● WHAT THE TASK ASKS
Each line below should be quoted exactly, please.

(Dataset items)
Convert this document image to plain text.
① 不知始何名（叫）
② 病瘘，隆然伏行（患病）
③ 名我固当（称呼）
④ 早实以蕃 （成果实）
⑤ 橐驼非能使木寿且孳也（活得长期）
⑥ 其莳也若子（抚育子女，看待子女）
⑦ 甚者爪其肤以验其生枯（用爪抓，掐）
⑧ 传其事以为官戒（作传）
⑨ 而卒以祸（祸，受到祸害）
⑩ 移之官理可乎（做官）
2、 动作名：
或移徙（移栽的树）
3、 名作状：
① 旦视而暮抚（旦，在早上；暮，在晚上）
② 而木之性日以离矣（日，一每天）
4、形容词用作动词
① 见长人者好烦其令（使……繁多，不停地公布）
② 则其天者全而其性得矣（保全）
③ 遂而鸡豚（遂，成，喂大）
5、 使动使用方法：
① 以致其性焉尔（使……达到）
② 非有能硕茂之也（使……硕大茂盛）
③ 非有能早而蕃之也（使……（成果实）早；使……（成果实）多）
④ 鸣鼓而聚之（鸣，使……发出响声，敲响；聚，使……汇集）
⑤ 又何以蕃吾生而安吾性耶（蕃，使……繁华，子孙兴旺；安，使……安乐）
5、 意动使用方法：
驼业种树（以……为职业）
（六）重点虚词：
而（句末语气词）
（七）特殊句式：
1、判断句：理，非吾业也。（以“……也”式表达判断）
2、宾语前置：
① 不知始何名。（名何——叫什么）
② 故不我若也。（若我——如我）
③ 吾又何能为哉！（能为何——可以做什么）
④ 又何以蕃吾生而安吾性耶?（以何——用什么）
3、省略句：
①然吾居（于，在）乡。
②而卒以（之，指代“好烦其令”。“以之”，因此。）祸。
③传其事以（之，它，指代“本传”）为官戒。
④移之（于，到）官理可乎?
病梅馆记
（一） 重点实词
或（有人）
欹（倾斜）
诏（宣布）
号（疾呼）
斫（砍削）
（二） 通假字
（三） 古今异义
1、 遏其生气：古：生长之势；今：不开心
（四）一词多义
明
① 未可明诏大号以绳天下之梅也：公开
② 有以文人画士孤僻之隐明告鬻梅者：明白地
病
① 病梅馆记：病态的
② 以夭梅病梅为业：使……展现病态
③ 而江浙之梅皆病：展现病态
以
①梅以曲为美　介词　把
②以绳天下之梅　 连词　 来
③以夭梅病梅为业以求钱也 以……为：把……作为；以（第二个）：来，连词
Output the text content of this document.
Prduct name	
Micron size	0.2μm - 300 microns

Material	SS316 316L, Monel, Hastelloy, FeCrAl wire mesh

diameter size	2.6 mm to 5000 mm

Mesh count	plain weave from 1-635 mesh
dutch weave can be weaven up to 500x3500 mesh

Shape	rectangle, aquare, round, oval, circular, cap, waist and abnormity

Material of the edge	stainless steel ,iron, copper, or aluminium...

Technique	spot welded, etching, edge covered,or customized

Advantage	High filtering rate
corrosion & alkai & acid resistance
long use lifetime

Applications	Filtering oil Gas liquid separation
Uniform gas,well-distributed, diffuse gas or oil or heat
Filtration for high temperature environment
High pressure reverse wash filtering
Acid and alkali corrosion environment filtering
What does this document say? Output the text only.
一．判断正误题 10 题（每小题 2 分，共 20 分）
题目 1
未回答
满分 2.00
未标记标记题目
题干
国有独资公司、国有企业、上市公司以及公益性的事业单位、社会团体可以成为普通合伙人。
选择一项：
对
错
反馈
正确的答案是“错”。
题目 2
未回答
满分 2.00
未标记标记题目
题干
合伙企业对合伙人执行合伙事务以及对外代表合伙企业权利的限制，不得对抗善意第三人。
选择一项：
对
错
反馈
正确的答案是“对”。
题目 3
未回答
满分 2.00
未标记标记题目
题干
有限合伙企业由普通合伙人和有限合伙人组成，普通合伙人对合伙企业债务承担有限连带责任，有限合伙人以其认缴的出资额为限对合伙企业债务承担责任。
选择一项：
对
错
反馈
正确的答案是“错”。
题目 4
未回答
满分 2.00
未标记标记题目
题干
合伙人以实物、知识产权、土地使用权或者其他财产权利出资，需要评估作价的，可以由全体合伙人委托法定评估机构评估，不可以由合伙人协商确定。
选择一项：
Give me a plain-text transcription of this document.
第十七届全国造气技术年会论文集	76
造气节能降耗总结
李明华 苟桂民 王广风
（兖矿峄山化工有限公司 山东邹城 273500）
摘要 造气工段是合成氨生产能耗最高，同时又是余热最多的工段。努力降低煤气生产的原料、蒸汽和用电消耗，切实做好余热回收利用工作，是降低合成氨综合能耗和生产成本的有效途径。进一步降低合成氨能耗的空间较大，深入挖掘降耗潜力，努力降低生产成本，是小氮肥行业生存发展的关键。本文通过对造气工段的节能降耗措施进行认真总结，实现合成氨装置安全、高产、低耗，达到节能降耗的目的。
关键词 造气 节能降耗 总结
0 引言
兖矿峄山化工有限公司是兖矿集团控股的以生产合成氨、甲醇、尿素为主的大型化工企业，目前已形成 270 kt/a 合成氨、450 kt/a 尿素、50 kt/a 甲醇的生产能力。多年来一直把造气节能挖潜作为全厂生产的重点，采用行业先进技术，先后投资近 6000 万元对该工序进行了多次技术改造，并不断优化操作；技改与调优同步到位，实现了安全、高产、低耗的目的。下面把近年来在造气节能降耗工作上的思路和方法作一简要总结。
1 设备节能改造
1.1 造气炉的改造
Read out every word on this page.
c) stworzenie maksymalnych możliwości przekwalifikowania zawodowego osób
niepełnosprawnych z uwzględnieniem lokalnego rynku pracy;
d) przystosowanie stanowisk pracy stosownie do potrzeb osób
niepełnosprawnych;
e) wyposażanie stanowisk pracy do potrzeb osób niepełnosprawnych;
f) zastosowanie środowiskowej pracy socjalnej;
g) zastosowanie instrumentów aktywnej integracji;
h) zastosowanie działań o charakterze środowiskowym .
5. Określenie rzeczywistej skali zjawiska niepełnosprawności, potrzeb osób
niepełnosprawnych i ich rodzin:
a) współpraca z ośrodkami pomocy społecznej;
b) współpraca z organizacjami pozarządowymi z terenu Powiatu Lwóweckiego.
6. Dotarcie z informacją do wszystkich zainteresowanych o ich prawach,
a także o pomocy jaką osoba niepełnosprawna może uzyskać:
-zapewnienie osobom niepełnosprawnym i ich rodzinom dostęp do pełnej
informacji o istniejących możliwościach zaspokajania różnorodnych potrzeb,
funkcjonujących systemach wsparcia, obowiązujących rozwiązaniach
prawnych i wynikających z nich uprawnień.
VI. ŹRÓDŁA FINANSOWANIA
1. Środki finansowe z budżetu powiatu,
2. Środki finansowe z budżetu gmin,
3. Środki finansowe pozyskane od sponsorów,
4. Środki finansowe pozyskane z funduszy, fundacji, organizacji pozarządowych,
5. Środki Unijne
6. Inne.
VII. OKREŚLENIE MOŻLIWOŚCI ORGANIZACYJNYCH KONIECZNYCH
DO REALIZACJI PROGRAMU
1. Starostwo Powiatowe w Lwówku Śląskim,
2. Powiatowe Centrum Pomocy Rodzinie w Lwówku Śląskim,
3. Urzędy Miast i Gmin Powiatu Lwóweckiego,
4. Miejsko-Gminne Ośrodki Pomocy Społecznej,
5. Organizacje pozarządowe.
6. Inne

● FINISHED TASK
Convert this document image to plain text.
① 不知始何名（叫）
② 病瘘，隆然伏行（患病）
③ 名我固当（称呼）
④ 早实以蕃 （成果实）
⑤ 橐驼非能使木寿且孳也（活得长期）
⑥ 其莳也若子（抚育子女，看待子女）
⑦ 甚者爪其肤以验其生枯（用爪抓，掐）
⑧ 传其事以为官戒（作传）
⑨ 而卒以祸（祸，受到祸害）
⑩ 移之官理可乎（做官）
2、 动作名：
或移徙（移栽的树）
3、 名作状：
① 旦视而暮抚（旦，在早上；暮，在晚上）
② 而木之性日以离矣（日，一每天）
4、形容词用作动词
① 见长人者好烦其令（使……繁多，不停地公布）
② 则其天者全而其性得矣（保全）
③ 遂而鸡豚（遂，成，喂大）
5、 使动使用方法：
① 以致其性焉尔（使……达到）
② 非有能硕茂之也（使……硕大茂盛）
③ 非有能早而蕃之也（使……（成果实）早；使……（成果实）多）
④ 鸣鼓而聚之（鸣，使……发出响声，敲响；聚，使……汇集）
⑤ 又何以蕃吾生而安吾性耶（蕃，使……繁华，子孙兴旺；安，使……安乐）
5、 意动使用方法：
驼业种树（以……为职业）
（六）重点虚词：
而（句末语气词）
（七）特殊句式：
1、判断句：理，非吾业也。（以“……也”式表达判断）
2、宾语前置：
① 不知始何名。（名何——叫什么）
② 故不我若也。（若我——如我）
③ 吾又何能为哉！（能为何——可以做什么）
④ 又何以蕃吾生而安吾性耶?（以何——用什么）
3、省略句：
①然吾居（于，在）乡。
②而卒以（之，指代“好烦其令”。“以之”，因此。）祸。
③传其事以（之，它，指代“本传”）为官戒。
④移之（于，到）官理可乎?
病梅馆记
（一） 重点实词
或（有人）
欹（倾斜）
诏（宣布）
号（疾呼）
斫（砍削）
（二） 通假字
（三） 古今异义
1、 遏其生气：古：生长之势；今：不开心
（四）一词多义
明
① 未可明诏大号以绳天下之梅也：公开
② 有以文人画士孤僻之隐明告鬻梅者：明白地
病
① 病梅馆记：病态的
② 以夭梅病梅为业：使……展现病态
③ 而江浙之梅皆病：展现病态
以
①梅以曲为美　介词　把
②以绳天下之梅　 连词　 来
③以夭梅病梅为业以求钱也 以……为：把……作为；以（第二个）：来，连词
Output the text content of this document.
Prduct name	
Micron size	0.2μm - 300 microns

Material	SS316 316L, Monel, Hastelloy, FeCrAl wire mesh

diameter size	2.6 mm to 5000 mm

Mesh count	plain weave from 1-635 mesh
dutch weave can be weaven up to 500x3500 mesh

Shape	rectangle, aquare, round, oval, circular, cap, waist and abnormity

Material of the edge	stainless steel ,iron, copper, or aluminium...

Technique	spot welded, etching, edge covered,or customized

Advantage	High filtering rate
corrosion & alkai & acid resistance
long use lifetime

Applications	Filtering oil Gas liquid separation
Uniform gas,well-distributed, diffuse gas or oil or heat
Filtration for high temperature environment
High pressure reverse wash filtering
Acid and alkali corrosion environment filtering
What does this document say? Output the text only.
一．判断正误题 10 题（每小题 2 分，共 20 分）
题目 1
未回答
满分 2.00
未标记标记题目
题干
国有独资公司、国有企业、上市公司以及公益性的事业单位、社会团体可以成为普通合伙人。
选择一项：
对
错
反馈
正确的答案是“错”。
题目 2
未回答
满分 2.00
未标记标记题目
题干
合伙企业对合伙人执行合伙事务以及对外代表合伙企业权利的限制，不得对抗善意第三人。
选择一项：
对
错
反馈
正确的答案是“对”。
题目 3
未回答
满分 2.00
未标记标记题目
题干
有限合伙企业由普通合伙人和有限合伙人组成，普通合伙人对合伙企业债务承担有限连带责任，有限合伙人以其认缴的出资额为限对合伙企业债务承担责任。
选择一项：
对
错
反馈
正确的答案是“错”。
题目 4
未回答
满分 2.00
未标记标记题目
题干
合伙人以实物、知识产权、土地使用权或者其他财产权利出资，需要评估作价的，可以由全体合伙人委托法定评估机构评估，不可以由合伙人协商确定。
选择一项：
Give me a plain-text transcription of this document.
第十七届全国造气技术年会论文集	76
造气节能降耗总结
李明华 苟桂民 王广风
（兖矿峄山化工有限公司 山东邹城 273500）
摘要 造气工段是合成氨生产能耗最高，同时又是余热最多的工段。努力降低煤气生产的原料、蒸汽和用电消耗，切实做好余热回收利用工作，是降低合成氨综合能耗和生产成本的有效途径。进一步降低合成氨能耗的空间较大，深入挖掘降耗潜力，努力降低生产成本，是小氮肥行业生存发展的关键。本文通过对造气工段的节能降耗措施进行认真总结，实现合成氨装置安全、高产、低耗，达到节能降耗的目的。
关键词 造气 节能降耗 总结
0 引言
兖矿峄山化工有限公司是兖矿集团控股的以生产合成氨、甲醇、尿素为主的大型化工企业，目前已形成 270 kt/a 合成氨、450 kt/a 尿素、50 kt/a 甲醇的生产能力。多年来一直把造气节能挖潜作为全厂生产的重点，采用行业先进技术，先后投资近 6000 万元对该工序进行了多次技术改造，并不断优化操作；技改与调优同步到位，实现了安全、高产、低耗的目的。下面把近年来在造气节能降耗工作上的思路和方法作一简要总结。
1 设备节能改造
1.1 造气炉的改造
Read out every word on this page.
c) stworzenie maksymalnych możliwości przekwalifikowania zawodowego osób
niepełnosprawnych z uwzględnieniem lokalnego rynku pracy;
d) przystosowanie stanowisk pracy stosownie do potrzeb osób
niepełnosprawnych;
e) wyposażanie stanowisk pracy do potrzeb osób niepełnosprawnych;
f) zastosowanie środowiskowej pracy socjalnej;
g) zastosowanie instrumentów aktywnej integracji;
h) zastosowanie działań o charakterze środowiskowym .
5. Określenie rzeczywistej skali zjawiska niepełnosprawności, potrzeb osób
niepełnosprawnych i ich rodzin:
a) współpraca z ośrodkami pomocy społecznej;
b) współpraca z organizacjami pozarządowymi z terenu Powiatu Lwóweckiego.
6. Dotarcie z informacją do wszystkich zainteresowanych o ich prawach,
a także o pomocy jaką osoba niepełnosprawna może uzyskać:
-zapewnienie osobom niepełnosprawnym i ich rodzinom dostęp do pełnej
informacji o istniejących możliwościach zaspokajania różnorodnych potrzeb,
funkcjonujących systemach wsparcia, obowiązujących rozwiązaniach
prawnych i wynikających z nich uprawnień.
VI. ŹRÓDŁA FINANSOWANIA
1. Środki finansowe z budżetu powiatu,
2. Środki finansowe z budżetu gmin,
3. Środki finansowe pozyskane od sponsorów,
4. Środki finansowe pozyskane z funduszy, fundacji, organizacji pozarządowych,
5. Środki Unijne
6. Inne.
VII. OKREŚLENIE MOŻLIWOŚCI ORGANIZACYJNYCH KONIECZNYCH
DO REALIZACJI PROGRAMU
1. Starostwo Powiatowe w Lwówku Śląskim,
2. Powiatowe Centrum Pomocy Rodzinie w Lwówku Śląskim,
3. Urzędy Miast i Gmin Powiatu Lwóweckiego,
4. Miejsko-Gminne Ośrodki Pomocy Społecznej,
5. Organizacje pozarządowe.
6. Inne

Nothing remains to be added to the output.